▶ [REQUIRED TASK] Filter the lines below, copying only those with the string "title".

▶ [PROVIDED RECORDS]
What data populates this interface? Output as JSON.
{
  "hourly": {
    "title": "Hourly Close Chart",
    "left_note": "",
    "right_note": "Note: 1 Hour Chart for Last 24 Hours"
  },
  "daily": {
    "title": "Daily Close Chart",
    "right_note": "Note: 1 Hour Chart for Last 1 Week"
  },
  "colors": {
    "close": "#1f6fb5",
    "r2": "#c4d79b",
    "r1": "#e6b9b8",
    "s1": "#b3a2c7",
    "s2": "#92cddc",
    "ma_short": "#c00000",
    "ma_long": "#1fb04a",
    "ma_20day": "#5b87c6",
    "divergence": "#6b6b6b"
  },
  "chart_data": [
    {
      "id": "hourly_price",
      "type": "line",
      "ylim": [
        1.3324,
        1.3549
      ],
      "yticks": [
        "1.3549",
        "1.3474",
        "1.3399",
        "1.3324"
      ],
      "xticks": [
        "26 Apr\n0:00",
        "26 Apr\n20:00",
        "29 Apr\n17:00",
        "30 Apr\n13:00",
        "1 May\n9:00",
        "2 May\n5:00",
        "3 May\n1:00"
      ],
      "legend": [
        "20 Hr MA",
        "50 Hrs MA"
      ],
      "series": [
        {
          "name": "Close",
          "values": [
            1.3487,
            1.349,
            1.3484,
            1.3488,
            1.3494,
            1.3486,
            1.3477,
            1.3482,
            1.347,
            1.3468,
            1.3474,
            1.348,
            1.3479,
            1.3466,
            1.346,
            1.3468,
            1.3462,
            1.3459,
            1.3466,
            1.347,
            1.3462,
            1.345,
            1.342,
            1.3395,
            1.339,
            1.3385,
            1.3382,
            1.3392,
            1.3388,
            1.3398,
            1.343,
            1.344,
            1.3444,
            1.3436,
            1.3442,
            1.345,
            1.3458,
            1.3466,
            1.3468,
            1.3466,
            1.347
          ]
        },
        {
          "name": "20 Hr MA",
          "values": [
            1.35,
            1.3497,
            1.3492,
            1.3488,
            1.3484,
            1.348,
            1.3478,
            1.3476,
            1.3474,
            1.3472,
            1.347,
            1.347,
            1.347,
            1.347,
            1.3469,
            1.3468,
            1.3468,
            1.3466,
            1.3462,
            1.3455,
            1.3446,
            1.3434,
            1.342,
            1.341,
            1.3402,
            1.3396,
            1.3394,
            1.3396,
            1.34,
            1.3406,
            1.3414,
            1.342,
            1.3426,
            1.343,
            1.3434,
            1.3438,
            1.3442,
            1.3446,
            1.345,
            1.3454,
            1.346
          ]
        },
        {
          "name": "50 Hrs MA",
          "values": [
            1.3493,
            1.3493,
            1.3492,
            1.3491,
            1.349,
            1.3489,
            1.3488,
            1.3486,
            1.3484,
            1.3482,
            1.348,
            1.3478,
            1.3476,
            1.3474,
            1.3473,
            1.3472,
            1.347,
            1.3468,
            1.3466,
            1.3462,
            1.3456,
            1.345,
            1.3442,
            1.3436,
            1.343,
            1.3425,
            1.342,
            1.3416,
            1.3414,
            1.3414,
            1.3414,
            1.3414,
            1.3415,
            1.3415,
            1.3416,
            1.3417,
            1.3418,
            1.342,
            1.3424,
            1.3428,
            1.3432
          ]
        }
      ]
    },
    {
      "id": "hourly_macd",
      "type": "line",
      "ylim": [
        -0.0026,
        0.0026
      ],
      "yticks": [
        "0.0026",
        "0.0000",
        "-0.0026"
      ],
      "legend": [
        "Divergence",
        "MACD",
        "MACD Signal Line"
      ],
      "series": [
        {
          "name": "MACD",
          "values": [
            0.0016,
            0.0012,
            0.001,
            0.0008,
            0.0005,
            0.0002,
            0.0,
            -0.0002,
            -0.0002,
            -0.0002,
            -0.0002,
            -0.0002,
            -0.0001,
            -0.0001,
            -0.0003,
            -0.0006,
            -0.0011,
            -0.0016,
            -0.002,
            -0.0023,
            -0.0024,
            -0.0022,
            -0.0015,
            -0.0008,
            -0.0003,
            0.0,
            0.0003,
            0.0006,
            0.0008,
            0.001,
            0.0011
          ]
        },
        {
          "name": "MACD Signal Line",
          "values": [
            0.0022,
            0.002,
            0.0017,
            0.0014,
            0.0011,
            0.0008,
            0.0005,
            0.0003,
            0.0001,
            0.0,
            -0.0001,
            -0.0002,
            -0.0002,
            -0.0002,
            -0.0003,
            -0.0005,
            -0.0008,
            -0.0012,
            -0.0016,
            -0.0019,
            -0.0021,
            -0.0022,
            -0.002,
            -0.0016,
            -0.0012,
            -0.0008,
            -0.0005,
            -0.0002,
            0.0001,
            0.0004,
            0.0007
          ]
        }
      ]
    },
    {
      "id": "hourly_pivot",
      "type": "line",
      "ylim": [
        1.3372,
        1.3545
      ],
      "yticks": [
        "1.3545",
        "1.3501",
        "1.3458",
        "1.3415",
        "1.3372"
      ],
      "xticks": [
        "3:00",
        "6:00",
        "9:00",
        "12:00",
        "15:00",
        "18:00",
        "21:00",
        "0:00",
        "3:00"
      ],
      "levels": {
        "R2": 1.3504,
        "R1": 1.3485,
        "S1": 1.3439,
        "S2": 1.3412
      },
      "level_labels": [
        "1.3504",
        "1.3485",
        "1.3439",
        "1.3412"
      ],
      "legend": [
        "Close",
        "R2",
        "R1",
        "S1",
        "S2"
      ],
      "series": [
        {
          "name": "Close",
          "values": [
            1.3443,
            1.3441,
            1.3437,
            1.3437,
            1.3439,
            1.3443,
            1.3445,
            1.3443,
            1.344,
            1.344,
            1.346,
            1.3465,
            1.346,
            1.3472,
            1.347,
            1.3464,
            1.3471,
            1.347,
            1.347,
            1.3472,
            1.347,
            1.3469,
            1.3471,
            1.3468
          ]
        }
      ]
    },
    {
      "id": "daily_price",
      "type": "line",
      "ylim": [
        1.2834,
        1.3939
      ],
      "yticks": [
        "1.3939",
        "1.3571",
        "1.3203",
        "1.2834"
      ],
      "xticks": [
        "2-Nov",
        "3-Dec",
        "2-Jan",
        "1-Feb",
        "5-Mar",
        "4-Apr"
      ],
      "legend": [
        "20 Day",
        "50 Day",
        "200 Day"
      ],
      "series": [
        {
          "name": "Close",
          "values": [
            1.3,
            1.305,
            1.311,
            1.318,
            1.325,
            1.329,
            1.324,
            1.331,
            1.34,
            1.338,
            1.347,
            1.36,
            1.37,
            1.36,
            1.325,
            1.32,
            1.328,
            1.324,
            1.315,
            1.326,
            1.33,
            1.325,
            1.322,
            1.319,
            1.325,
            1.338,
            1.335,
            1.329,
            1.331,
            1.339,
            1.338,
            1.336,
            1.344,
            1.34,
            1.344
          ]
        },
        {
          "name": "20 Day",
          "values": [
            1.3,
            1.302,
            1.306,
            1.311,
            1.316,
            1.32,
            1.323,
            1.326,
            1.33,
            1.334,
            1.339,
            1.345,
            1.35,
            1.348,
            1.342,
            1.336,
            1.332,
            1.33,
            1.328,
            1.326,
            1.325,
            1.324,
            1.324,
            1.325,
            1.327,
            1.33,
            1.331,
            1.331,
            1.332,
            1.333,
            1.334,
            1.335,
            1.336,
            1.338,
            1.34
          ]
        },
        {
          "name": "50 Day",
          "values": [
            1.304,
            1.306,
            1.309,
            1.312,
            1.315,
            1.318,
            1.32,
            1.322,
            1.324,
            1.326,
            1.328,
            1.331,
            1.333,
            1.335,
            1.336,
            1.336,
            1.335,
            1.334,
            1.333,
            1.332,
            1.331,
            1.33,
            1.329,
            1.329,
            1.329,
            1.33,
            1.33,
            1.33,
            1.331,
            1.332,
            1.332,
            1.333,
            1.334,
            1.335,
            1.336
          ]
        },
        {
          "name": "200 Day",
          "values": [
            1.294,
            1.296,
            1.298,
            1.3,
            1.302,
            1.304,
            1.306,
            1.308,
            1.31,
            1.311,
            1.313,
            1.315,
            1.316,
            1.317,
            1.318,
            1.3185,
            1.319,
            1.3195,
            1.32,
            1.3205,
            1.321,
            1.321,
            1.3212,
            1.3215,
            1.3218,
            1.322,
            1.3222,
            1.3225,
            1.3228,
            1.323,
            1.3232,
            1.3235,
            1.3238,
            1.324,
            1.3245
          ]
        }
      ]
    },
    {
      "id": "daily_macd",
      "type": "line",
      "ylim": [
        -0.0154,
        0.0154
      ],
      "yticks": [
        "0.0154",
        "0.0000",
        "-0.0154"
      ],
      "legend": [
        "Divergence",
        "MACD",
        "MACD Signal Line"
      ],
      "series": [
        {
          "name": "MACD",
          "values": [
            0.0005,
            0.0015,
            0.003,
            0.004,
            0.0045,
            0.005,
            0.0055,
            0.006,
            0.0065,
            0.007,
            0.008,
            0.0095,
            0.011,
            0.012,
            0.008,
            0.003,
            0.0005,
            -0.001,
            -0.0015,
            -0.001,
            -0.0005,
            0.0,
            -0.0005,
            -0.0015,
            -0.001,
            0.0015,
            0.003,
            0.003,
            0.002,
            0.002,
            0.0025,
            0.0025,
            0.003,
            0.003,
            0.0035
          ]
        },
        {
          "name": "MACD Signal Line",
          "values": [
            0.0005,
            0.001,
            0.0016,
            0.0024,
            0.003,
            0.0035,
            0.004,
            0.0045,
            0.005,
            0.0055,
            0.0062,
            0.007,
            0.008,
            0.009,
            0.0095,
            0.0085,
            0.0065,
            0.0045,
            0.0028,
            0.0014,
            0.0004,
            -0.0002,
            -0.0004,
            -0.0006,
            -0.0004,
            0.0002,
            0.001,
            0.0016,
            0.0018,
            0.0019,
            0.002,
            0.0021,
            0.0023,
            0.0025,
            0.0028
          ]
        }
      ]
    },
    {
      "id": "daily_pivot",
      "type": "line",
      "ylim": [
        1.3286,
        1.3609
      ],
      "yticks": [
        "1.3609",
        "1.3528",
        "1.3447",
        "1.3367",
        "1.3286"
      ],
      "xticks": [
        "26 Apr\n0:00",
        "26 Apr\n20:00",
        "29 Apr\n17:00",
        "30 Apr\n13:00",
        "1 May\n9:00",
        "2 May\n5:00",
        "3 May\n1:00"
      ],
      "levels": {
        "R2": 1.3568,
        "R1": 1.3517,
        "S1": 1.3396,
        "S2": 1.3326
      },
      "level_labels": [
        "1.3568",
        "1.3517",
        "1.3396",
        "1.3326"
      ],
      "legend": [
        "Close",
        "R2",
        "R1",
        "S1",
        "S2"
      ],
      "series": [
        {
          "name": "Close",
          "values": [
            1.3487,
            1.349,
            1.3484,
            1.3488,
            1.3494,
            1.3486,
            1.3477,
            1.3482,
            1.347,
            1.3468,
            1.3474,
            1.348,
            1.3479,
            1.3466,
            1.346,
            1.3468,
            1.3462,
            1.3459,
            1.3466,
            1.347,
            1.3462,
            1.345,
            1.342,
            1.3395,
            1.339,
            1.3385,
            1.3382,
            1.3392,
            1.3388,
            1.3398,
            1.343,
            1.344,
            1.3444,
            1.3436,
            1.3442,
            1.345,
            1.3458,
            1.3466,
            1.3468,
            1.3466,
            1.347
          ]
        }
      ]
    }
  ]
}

▶ [SOLVED PROBLEM]
    "title": "Hourly Close Chart",
    "title": "Daily Close Chart",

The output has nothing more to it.